### Supplied material
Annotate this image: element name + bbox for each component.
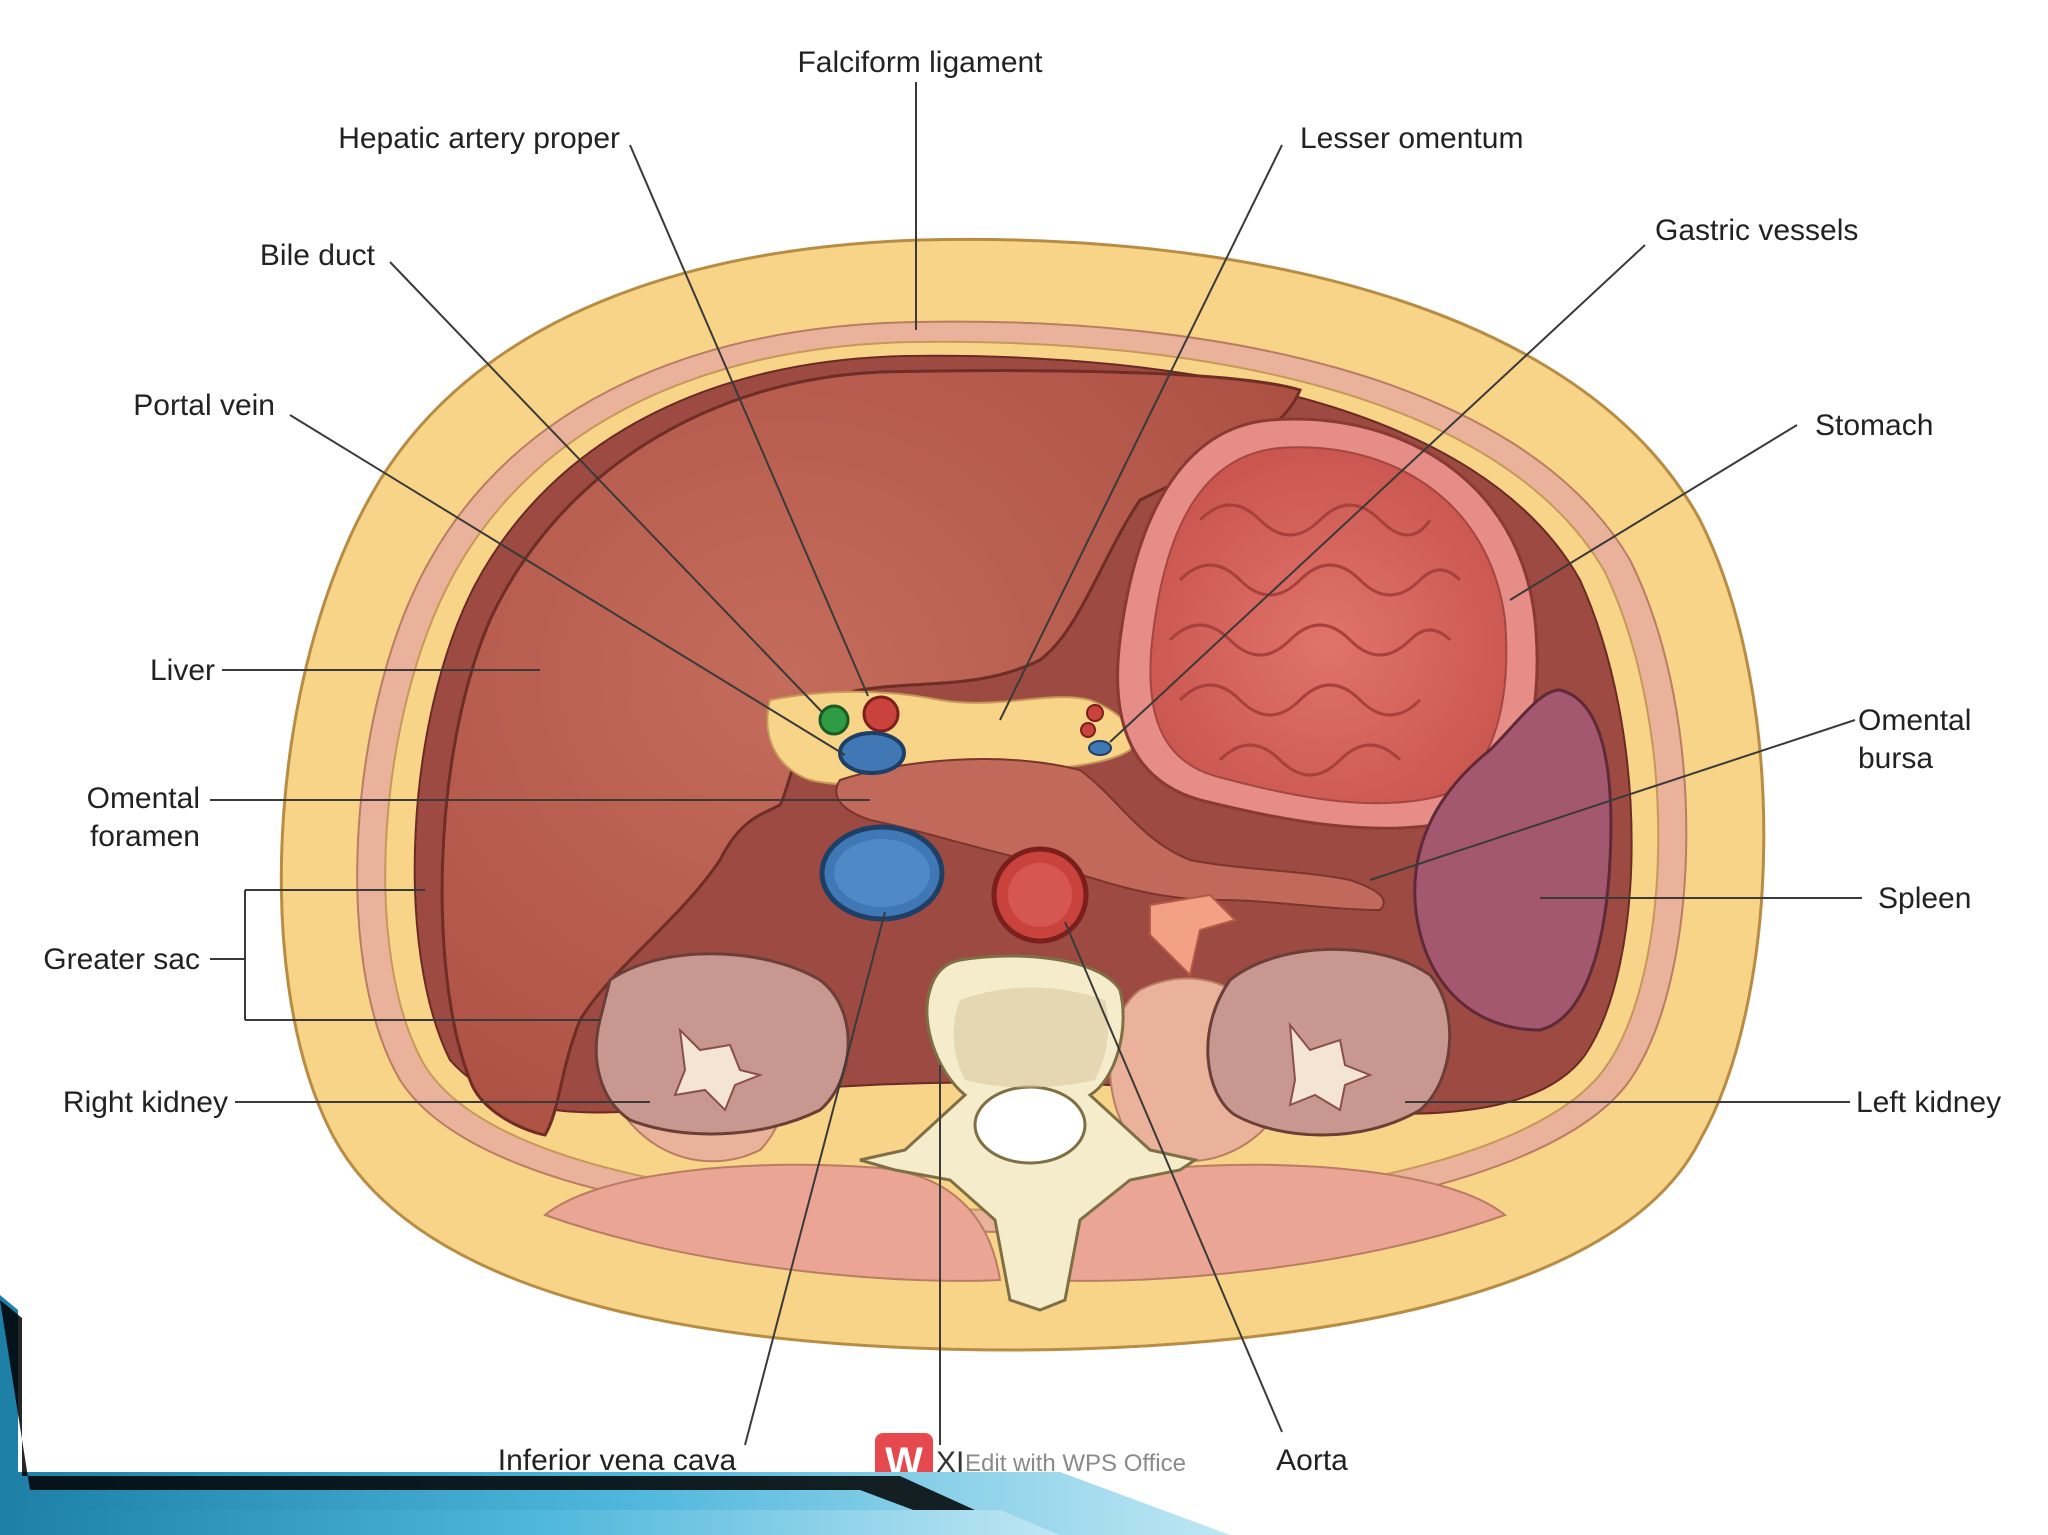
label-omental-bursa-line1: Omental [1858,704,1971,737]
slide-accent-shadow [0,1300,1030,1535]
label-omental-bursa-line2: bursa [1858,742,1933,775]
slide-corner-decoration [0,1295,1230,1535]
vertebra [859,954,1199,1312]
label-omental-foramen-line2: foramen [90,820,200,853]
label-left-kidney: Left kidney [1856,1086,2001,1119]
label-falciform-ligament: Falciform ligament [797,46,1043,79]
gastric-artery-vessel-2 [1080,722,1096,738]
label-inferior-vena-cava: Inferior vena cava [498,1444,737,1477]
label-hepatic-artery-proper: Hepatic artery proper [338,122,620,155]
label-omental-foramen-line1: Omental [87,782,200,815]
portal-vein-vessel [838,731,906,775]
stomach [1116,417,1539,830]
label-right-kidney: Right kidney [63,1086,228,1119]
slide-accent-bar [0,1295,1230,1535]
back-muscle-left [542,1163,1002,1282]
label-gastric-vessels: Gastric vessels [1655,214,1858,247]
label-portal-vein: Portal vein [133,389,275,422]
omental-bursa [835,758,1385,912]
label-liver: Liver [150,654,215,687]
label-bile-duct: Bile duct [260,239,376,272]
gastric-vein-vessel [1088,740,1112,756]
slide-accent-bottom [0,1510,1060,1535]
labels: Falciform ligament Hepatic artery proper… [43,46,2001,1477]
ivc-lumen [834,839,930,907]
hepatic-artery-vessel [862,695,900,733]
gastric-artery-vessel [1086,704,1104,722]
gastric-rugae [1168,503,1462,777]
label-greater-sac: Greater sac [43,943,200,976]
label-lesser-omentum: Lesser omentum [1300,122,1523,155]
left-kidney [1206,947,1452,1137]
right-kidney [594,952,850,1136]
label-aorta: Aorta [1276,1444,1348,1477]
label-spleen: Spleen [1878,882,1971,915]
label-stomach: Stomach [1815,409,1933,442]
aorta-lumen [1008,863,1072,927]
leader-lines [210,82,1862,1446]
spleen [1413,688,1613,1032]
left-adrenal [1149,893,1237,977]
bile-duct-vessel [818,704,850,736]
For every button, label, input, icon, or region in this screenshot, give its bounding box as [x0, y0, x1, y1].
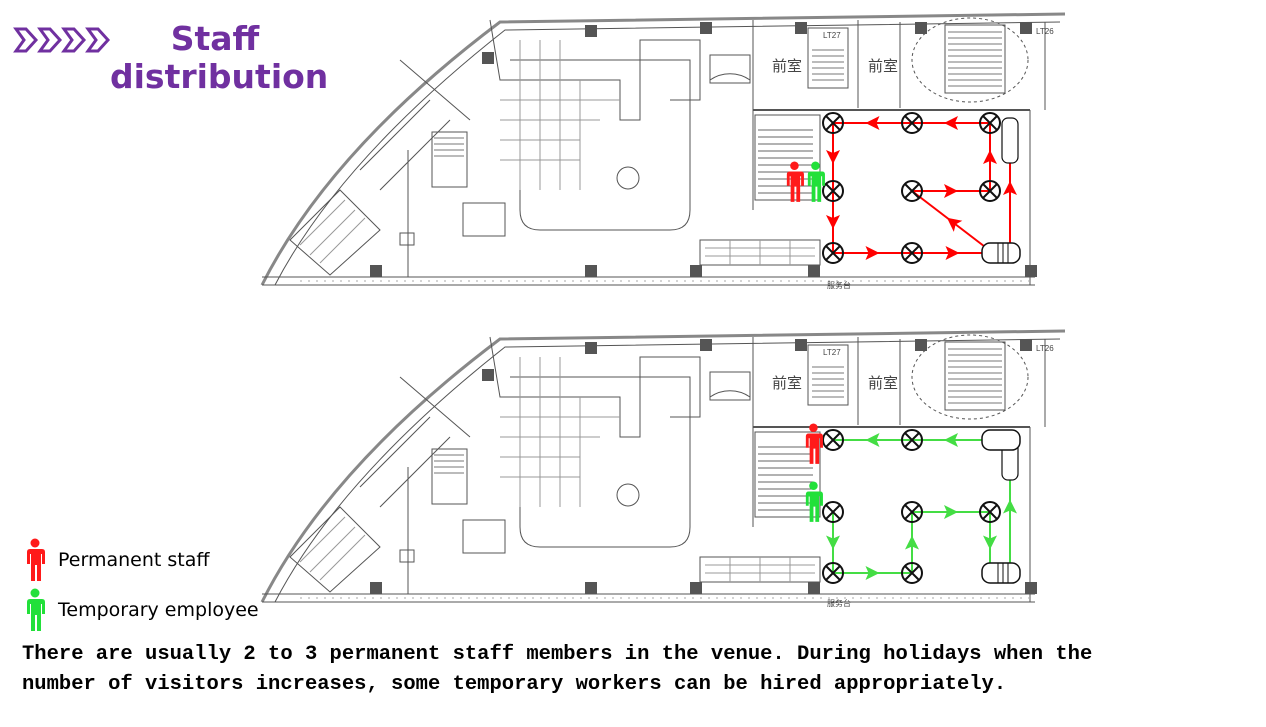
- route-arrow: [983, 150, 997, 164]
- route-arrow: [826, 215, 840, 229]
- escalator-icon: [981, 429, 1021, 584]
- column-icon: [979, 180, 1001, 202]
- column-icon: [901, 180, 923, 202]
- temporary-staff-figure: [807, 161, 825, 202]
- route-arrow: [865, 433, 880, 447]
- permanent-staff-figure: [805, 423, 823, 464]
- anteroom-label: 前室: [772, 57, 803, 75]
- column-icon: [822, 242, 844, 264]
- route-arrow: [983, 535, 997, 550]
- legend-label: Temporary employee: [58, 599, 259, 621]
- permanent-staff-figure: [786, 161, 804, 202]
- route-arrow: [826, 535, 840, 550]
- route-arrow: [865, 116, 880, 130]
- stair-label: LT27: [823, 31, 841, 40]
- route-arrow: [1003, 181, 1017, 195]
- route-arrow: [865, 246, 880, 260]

### Description of the task
In the material above, copy verbatim every line from the one containing "label-omental-bursa-line1: Omental [1858,704,1971,737]" through the one containing "label-left-kidney: Left kidney", including both of those lines.

### Answer to this task
label-omental-bursa-line1: Omental [1858,704,1971,737]
slide-accent-shadow [0,1300,1030,1535]
label-omental-bursa-line2: bursa [1858,742,1933,775]
slide-corner-decoration [0,1295,1230,1535]
vertebra [859,954,1199,1312]
label-omental-foramen-line2: foramen [90,820,200,853]
label-left-kidney: Left kidney [1856,1086,2001,1119]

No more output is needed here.